Given task — Wherever the word "việc" shows up in a line, please copy that line.

Material supplied —
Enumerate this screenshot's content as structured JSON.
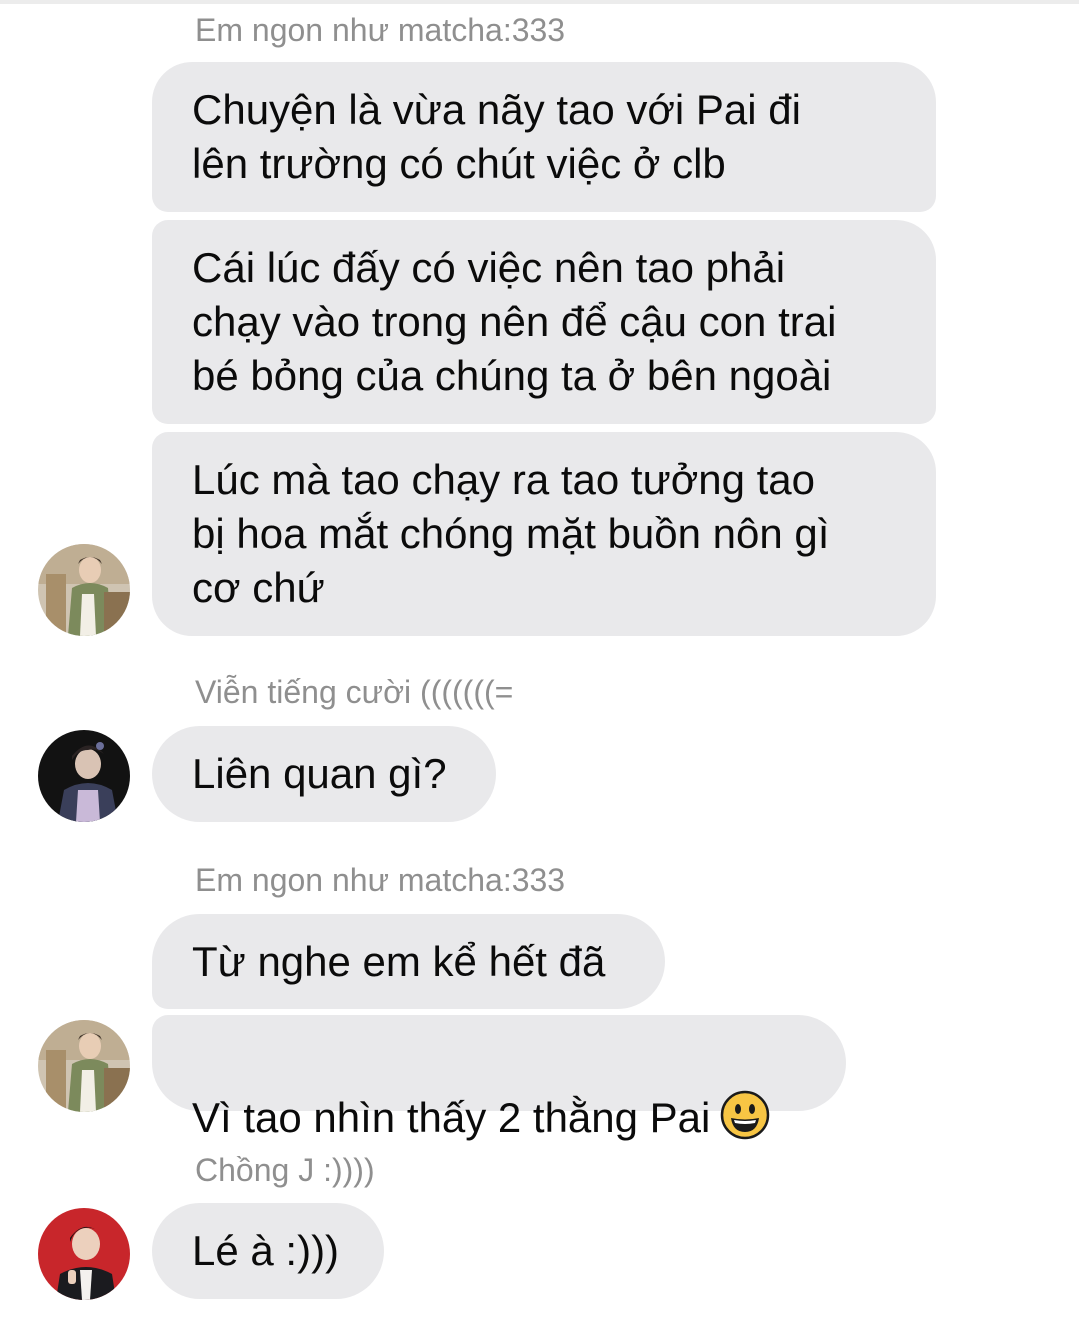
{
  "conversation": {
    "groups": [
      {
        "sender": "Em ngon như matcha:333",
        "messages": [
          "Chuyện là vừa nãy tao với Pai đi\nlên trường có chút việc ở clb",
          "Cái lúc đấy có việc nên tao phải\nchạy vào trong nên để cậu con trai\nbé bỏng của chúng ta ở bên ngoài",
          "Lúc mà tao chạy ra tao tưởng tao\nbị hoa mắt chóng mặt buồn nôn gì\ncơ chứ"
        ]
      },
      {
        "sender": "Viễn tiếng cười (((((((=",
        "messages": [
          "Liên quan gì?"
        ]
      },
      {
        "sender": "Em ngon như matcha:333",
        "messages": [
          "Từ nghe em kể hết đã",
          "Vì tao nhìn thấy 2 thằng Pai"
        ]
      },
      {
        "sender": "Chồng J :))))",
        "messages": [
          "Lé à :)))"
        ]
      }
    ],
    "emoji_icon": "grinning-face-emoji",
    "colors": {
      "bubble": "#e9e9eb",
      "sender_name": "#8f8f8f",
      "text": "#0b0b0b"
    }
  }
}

Task result —
          "Chuyện là vừa nãy tao với Pai đi\nlên trường có chút việc ở clb",
          "Cái lúc đấy có việc nên tao phải\nchạy vào trong nên để cậu con trai\nbé bỏng của chúng ta ở bên ngoài",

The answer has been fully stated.